Task brief:
Would you return all of this data exactly, leaving nothing out?
════════════════════
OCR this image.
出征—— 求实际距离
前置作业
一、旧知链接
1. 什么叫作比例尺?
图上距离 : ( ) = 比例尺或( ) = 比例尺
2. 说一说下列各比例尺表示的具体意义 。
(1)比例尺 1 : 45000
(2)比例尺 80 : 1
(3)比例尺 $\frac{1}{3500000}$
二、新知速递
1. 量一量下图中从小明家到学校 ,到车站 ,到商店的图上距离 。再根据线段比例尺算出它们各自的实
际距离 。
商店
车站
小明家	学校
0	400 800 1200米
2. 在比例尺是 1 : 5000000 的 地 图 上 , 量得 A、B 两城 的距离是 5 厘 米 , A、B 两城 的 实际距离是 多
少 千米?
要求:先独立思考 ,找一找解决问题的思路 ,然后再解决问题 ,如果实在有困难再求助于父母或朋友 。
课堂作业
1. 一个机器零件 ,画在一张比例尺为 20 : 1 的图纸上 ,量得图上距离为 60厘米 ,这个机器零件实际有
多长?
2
════════════════════
Response to this task:
OCR this image.
出征—— 求实际距离
前置作业
一、旧知链接
1. 什么叫作比例尺?
图上距离 : ( ) = 比例尺或( ) = 比例尺
2. 说一说下列各比例尺表示的具体意义 。
(1)比例尺 1 : 45000
(2)比例尺 80 : 1
(3)比例尺 $\frac{1}{3500000}$
二、新知速递
1. 量一量下图中从小明家到学校 ,到车站 ,到商店的图上距离 。再根据线段比例尺算出它们各自的实
际距离 。
商店
车站
小明家	学校
0	400 800 1200米
2. 在比例尺是 1 : 5000000 的 地 图 上 , 量得 A、B 两城 的距离是 5 厘 米 , A、B 两城 的 实际距离是 多
少 千米?
要求:先独立思考 ,找一找解决问题的思路 ,然后再解决问题 ,如果实在有困难再求助于父母或朋友 。
课堂作业
1. 一个机器零件 ,画在一张比例尺为 20 : 1 的图纸上 ,量得图上距离为 60厘米 ,这个机器零件实际有
多长?
2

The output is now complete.